--- begin SUPPLIED INFORMATION ---
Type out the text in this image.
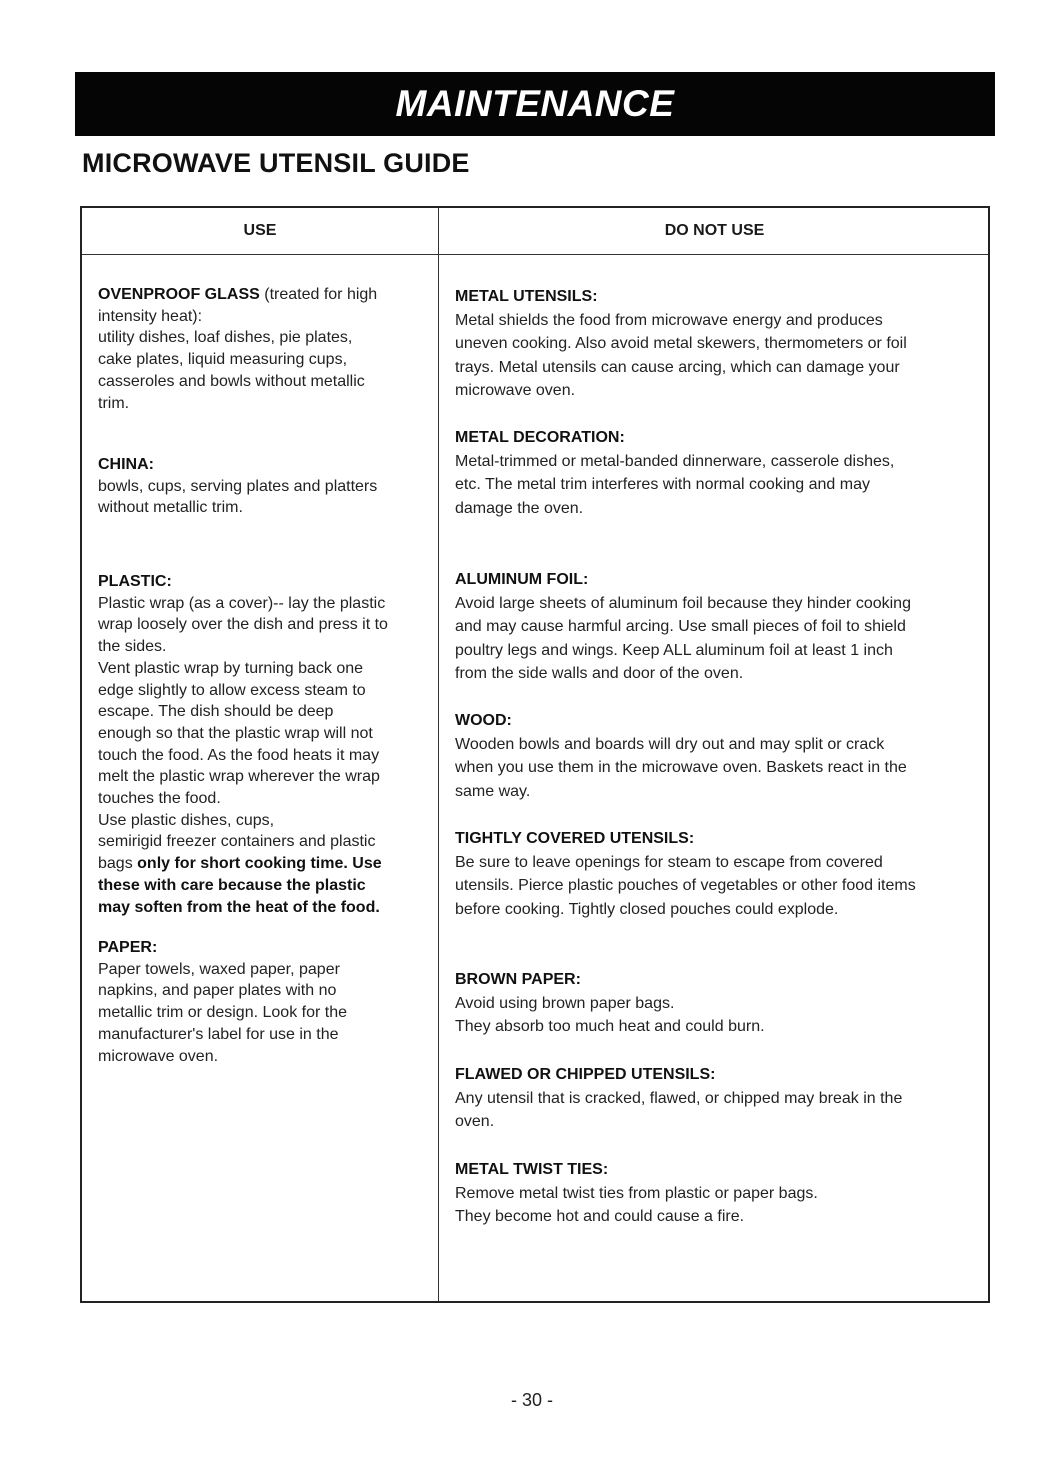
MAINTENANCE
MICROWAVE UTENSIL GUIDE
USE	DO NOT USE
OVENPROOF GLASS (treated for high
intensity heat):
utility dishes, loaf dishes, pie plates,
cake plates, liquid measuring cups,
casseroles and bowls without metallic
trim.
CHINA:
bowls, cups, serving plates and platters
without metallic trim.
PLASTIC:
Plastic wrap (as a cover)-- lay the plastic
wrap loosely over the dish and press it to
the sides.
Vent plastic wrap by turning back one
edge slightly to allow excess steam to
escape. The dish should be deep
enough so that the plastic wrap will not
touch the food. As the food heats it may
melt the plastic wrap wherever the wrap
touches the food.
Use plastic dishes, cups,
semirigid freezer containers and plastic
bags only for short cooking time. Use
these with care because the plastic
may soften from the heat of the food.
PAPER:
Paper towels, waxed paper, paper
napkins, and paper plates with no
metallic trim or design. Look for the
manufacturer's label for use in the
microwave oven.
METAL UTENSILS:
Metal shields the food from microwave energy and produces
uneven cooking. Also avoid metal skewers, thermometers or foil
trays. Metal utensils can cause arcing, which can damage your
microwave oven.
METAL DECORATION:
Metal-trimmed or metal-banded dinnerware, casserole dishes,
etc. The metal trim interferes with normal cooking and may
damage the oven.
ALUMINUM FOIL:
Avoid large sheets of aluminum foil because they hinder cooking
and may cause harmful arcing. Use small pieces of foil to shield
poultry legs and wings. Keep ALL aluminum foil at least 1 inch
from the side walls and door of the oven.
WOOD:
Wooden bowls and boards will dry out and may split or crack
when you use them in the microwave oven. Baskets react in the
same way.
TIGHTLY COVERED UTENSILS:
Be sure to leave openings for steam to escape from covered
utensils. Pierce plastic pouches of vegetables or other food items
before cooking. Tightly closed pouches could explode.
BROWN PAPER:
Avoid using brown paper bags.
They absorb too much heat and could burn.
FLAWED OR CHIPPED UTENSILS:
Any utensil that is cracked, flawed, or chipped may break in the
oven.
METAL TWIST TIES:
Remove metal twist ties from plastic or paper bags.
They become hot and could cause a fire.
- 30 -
--- end SUPPLIED INFORMATION ---
--- begin SUPPLIED INFORMATION ---
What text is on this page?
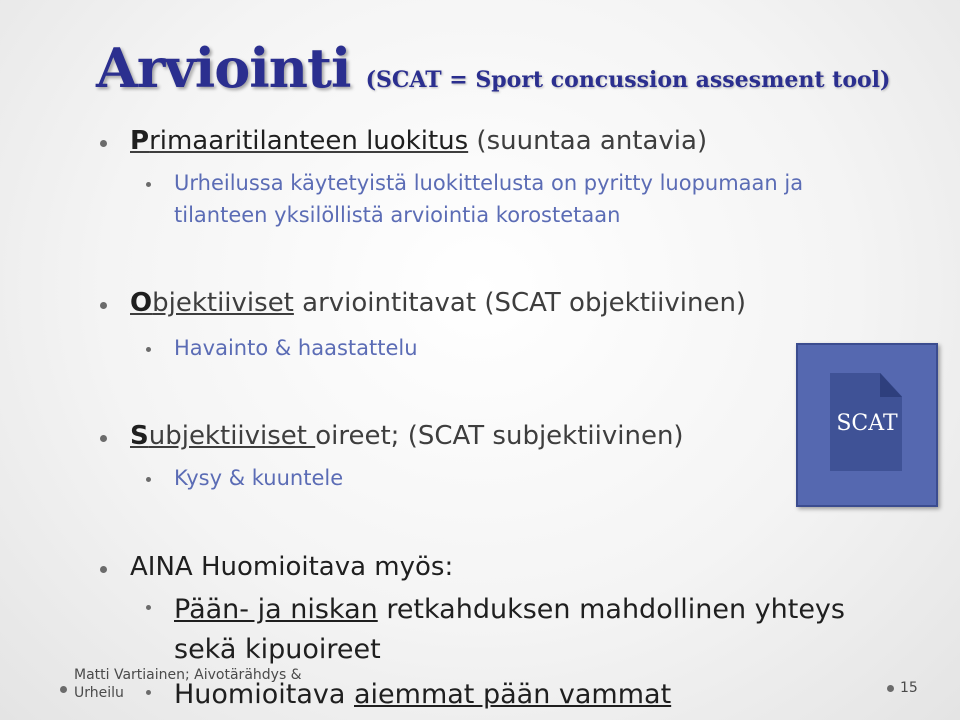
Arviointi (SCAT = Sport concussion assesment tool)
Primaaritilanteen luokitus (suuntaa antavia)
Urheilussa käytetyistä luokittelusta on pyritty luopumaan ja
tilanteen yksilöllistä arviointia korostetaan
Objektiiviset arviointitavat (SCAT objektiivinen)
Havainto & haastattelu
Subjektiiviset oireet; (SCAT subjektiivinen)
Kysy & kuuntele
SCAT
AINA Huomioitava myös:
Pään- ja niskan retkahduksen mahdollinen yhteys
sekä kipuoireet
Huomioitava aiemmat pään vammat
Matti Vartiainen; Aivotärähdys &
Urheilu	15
--- end SUPPLIED INFORMATION ---
WHAT YOU SHOULD DO
Reply with nothing but the number of lines in the data above that contain "bowls".

OUTPUT BELOW
3